Your instructions:
Please continue the text about the rocket club's strain gauge data acquisition system, picking up right after its last sentence.

Text segment:
The Backstory: CLES-FACIL Rocket Club at INSA Lyon
I developed this system for CLES-FACIL, the rocket club at INSA Lyon, where I am an active member. Our club's primary mission is to design, build, and launch experimental rockets. One of the key challenges we face is collecting real-time data during the flight to monitor the performance and structural integrity of the rocket. We rely on strain gauges to measure forces on various parts of the rocket, but we needed a custom, compact solution that would allow us to capture that data while meeting the strict size and power constraints of our rockets.
We are working on a rocket that is only 100mm in diameter, which places very tight limits on how much equipment we can fit inside. Therefore, this data acquisition system needed to be as small and efficient as possible while still providing high-precision measurements.
The Challenge
The rocket's small size meant that every component had to be carefully selected for compactness, weight, and power efficiency. We needed a system that could monitor multiple strain gauges simultaneously, while providing high-quality measurements, and not taking up too much space or adding too much weight to the rocket.

(Layout annotation data)
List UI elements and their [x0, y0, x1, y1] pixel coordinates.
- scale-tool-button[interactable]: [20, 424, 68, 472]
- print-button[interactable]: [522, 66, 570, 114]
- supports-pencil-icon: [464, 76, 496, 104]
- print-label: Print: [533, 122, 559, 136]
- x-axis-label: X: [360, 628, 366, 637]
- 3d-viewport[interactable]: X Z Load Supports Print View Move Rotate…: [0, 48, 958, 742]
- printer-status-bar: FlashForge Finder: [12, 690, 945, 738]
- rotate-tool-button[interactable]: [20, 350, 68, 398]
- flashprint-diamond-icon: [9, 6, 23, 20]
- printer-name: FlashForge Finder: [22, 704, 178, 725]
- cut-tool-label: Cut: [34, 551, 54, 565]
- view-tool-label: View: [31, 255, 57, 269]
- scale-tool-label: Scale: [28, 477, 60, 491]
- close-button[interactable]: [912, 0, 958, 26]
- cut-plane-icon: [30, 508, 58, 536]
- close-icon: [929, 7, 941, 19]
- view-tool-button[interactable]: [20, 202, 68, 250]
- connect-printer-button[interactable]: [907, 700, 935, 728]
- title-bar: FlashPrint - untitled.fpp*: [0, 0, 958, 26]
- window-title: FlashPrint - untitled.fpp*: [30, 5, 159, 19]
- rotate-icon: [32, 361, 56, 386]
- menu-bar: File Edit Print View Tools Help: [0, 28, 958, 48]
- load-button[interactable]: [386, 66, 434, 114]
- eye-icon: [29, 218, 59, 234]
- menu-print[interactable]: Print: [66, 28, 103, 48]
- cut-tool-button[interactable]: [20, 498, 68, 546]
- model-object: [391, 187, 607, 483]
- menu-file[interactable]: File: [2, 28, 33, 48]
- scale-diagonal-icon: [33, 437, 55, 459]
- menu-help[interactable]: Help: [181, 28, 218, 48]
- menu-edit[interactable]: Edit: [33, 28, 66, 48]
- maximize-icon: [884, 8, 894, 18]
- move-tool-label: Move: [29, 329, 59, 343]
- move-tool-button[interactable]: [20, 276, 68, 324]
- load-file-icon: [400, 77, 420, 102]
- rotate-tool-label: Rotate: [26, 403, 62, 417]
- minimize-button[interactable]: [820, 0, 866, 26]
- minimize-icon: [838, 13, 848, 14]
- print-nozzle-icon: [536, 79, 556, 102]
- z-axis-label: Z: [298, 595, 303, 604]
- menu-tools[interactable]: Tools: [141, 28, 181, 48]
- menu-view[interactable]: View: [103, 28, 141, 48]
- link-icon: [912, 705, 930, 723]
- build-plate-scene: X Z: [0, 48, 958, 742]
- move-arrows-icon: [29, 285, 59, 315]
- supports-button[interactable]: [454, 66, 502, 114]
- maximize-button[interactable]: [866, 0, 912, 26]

Exercise result:
Key Features of the System
- 8 Channel Measurement: The system is capable of monitoring up to 8 strain gauges (or other resistance-based sensors), making it ideal for multi-point force measurement.
- Texas Instruments 24-Bit ADC: The heart of the system is ADS131M08 an 8-channel, 24-bit ADC with adjustable gain (1 to 128) and a sampling rate of up to 32 kSPS. This gives us the precision needed to capture small changes in resistance from strain gauges.
- Excitation Voltage: It provides up to 9V shared excitation voltage for all channels (250mA), which can be adjusted by soldering resistors onto the PCB. Future revisions are planned to support 10V excitation by using a higher voltage non-USB power supply.
- USB Power and Communication: The system is powered via USB, and data is transmitted through the same connection for simplicity and ease of use. In the future, RS-485 support will allow multiple boards to communicate with each other for more complex setups.
- Low-Noise Power Supply: For the power supply, I used the LM27762 Low-Noise Positive and Negative Output Integrated Charge Pump Plus LDO. This setup provides a bipolar power supply to get the nominal voltage output from the Wheatstone bridge around ground level, which is essential for ensuring that the output falls within the input range of the ADC.
Compactness: A Critical Design Goal
The current PCB design is 65mm x 45mm, but the aim is to shrink the system even further in future revisions to fit into the tight constraints of the rocket. By using careful component selection, efficient layout techniques, and a focus on simplicity, this system manages to pack a lot of functionality into a small package.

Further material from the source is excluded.